**Exercise description**
Say how many lines contain the word "金融学院金融学". Only the number should be given.

**Stored records**
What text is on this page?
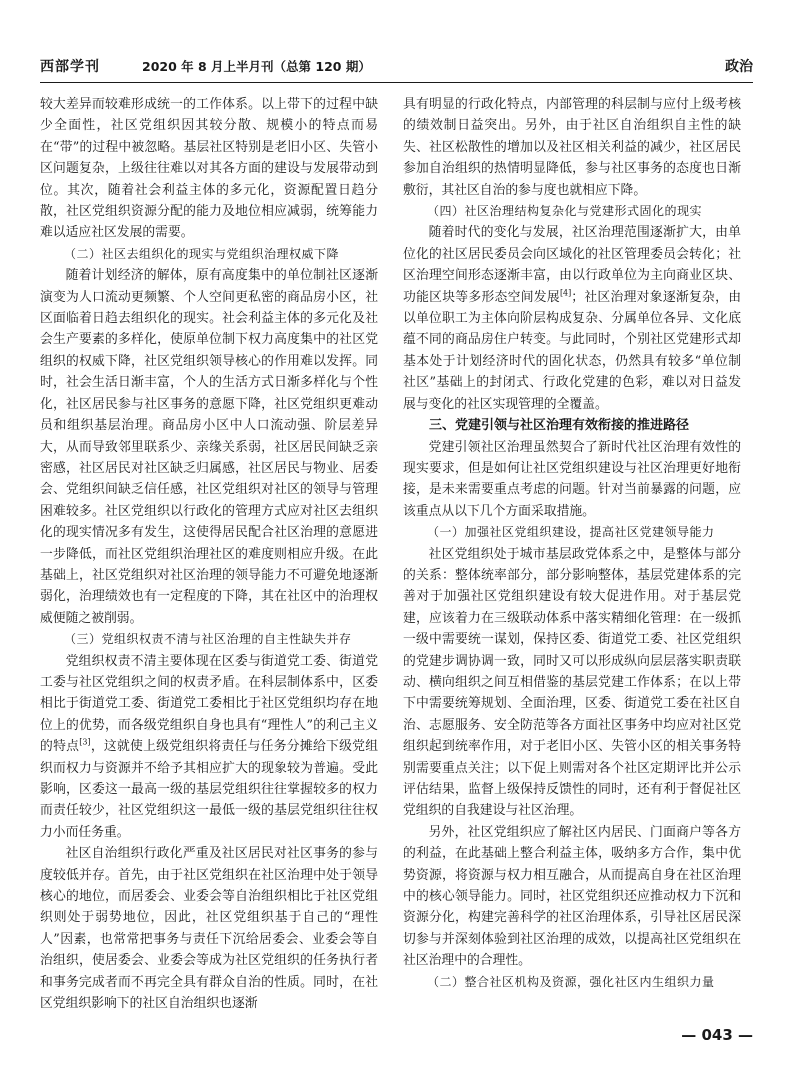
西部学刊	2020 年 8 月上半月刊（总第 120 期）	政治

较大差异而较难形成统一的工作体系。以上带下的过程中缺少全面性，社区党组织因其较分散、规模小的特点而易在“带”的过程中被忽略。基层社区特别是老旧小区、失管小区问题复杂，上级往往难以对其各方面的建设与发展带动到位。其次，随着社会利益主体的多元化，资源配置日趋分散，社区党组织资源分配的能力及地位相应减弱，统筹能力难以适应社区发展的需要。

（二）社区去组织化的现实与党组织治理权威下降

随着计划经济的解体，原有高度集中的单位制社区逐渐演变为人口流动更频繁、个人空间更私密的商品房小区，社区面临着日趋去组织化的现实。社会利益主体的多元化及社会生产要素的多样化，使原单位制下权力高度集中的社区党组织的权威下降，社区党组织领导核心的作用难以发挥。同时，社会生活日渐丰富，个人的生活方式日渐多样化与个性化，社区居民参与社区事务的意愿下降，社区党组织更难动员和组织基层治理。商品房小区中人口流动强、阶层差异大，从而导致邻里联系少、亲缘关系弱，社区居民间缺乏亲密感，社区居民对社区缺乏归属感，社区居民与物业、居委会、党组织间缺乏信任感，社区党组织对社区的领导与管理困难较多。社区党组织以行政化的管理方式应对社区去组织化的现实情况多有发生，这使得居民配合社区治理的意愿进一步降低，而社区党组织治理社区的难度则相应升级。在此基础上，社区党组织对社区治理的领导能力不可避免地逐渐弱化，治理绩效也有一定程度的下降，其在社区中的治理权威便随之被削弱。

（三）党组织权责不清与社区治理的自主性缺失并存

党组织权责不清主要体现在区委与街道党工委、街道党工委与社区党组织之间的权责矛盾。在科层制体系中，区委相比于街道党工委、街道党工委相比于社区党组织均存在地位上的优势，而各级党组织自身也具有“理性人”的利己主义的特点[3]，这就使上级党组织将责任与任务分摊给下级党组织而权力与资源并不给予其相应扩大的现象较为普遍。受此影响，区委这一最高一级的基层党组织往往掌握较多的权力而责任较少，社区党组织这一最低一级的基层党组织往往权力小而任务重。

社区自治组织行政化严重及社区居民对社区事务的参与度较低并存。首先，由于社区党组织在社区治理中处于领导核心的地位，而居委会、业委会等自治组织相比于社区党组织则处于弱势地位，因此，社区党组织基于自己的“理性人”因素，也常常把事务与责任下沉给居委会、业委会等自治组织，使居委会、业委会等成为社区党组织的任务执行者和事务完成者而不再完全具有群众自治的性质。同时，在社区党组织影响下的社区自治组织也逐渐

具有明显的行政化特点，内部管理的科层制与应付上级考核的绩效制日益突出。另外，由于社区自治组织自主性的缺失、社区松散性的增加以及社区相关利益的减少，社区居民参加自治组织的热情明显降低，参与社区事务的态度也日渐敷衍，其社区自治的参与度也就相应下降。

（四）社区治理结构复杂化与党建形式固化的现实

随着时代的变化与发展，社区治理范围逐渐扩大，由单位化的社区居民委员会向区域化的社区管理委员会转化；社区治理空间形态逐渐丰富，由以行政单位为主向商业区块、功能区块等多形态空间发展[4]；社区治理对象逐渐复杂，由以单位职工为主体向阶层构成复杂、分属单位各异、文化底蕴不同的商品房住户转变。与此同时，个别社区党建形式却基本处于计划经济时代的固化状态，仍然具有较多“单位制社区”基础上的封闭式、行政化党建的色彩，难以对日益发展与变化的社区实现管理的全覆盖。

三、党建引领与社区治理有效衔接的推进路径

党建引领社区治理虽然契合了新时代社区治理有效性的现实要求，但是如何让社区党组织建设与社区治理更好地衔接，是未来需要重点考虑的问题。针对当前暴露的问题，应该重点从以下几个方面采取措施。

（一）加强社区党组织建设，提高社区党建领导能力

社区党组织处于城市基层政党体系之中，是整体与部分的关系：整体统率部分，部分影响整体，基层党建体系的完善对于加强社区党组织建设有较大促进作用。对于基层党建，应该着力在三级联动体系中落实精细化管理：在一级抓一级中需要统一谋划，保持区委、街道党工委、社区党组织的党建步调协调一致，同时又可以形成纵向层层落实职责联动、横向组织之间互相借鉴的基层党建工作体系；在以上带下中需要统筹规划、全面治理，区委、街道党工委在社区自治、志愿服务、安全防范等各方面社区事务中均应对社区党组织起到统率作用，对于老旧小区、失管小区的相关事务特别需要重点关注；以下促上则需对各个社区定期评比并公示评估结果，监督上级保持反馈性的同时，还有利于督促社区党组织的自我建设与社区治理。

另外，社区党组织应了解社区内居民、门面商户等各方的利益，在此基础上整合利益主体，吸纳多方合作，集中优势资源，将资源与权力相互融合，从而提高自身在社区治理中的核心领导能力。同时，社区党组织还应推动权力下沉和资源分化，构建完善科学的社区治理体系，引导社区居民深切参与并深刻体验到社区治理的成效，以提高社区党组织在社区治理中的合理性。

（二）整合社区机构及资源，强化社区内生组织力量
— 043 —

* * *

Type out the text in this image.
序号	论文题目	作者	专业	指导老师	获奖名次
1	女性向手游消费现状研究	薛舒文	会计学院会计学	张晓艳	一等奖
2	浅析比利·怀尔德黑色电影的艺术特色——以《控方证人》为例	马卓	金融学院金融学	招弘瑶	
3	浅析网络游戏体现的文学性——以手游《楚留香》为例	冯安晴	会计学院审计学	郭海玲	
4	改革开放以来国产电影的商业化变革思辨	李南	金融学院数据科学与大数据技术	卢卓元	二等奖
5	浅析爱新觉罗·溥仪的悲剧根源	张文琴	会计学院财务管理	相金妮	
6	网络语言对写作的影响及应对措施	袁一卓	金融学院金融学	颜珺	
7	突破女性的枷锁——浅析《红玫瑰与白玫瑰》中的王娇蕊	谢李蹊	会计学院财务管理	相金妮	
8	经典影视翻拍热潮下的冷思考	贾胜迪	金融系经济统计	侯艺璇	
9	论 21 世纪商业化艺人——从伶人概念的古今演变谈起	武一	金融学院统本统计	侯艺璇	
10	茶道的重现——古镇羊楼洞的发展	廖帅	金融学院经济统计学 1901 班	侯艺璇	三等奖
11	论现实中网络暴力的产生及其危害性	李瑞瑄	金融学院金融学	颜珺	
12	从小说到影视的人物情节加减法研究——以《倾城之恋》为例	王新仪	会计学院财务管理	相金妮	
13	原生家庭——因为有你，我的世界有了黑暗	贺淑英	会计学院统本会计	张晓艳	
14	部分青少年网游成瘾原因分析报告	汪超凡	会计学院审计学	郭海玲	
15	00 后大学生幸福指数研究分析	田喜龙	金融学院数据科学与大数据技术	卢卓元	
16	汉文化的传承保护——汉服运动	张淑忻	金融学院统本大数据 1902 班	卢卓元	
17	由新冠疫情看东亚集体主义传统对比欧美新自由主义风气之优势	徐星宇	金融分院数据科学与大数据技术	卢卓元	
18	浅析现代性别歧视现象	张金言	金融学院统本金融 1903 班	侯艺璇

**Reply**
3